• [Exercise instructions]: A line counts if it contains the word "JSON" at least once. State how many such lines the records contain, giving the number alone.

• [Records for this exercise]:
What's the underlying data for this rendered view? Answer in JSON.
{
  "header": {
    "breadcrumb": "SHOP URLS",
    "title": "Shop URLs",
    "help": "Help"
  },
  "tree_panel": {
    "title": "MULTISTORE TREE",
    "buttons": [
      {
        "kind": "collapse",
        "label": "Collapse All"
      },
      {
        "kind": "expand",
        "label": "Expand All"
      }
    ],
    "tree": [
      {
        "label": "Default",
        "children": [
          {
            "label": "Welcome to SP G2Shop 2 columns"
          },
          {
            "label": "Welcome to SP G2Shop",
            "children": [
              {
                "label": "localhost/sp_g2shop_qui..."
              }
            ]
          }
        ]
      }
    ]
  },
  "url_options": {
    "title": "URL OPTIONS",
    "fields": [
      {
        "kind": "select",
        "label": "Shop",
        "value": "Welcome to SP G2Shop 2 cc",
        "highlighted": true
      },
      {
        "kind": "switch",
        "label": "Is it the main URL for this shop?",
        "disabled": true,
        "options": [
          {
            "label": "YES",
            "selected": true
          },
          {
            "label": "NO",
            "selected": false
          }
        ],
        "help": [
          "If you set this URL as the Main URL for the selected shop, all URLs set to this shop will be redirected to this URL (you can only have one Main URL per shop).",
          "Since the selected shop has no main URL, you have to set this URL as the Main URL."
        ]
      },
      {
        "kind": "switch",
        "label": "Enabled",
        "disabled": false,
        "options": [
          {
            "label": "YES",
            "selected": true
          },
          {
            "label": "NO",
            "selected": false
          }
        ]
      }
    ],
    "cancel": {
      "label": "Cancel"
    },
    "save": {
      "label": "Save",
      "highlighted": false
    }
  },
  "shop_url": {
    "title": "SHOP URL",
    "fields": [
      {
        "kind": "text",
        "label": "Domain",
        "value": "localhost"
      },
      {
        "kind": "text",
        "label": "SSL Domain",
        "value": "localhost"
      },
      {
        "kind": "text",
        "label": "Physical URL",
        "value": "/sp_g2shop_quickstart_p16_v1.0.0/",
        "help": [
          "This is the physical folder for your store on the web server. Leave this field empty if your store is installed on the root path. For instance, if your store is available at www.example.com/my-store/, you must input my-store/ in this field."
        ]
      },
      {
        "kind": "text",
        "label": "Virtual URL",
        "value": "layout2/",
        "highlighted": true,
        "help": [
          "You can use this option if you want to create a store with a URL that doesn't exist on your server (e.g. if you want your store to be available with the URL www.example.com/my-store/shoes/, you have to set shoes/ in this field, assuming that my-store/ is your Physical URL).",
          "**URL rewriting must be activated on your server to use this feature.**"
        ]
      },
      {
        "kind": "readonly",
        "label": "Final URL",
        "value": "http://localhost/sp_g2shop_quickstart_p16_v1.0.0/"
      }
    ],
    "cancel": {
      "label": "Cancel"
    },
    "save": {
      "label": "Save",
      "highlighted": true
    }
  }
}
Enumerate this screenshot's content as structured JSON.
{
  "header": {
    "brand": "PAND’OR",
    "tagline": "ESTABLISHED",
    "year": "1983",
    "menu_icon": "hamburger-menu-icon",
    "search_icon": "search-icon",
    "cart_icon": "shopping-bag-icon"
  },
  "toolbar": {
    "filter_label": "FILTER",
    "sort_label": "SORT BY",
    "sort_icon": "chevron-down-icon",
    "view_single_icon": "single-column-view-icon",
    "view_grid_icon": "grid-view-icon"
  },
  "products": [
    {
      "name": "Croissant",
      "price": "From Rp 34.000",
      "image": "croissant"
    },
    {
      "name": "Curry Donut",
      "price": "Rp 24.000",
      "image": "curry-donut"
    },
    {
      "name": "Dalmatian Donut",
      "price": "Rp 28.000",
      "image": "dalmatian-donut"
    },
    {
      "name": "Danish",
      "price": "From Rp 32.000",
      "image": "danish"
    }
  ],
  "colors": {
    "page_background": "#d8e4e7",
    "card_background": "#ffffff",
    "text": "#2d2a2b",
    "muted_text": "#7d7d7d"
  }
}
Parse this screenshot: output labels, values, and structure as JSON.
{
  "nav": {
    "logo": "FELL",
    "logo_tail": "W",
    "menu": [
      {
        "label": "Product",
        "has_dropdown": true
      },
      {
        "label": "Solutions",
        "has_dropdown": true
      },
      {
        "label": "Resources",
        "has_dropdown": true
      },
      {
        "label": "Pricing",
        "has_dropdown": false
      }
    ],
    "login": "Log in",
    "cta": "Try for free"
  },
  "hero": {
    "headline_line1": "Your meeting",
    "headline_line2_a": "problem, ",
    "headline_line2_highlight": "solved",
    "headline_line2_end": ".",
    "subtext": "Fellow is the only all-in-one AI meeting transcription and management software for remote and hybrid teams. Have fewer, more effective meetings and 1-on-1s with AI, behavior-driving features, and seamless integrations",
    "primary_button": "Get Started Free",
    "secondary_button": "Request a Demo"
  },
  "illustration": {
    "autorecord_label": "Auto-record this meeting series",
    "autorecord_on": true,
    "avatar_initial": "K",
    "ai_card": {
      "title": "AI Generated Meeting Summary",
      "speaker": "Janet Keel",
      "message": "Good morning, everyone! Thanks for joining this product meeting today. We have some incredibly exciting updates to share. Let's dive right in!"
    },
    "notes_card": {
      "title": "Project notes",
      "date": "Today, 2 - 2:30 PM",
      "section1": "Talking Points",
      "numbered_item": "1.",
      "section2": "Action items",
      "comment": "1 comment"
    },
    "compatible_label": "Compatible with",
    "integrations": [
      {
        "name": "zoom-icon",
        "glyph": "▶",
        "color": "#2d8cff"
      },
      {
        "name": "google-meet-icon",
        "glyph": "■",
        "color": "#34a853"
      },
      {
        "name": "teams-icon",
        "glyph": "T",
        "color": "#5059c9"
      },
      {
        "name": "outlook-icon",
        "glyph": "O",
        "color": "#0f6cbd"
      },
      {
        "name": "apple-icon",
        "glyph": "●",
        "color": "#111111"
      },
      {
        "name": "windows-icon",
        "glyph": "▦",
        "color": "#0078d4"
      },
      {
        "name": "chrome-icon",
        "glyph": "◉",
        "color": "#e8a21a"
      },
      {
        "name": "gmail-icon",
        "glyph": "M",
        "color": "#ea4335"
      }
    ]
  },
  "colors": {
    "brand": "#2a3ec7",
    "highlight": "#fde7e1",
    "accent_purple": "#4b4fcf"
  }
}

• [Result of this task]: 3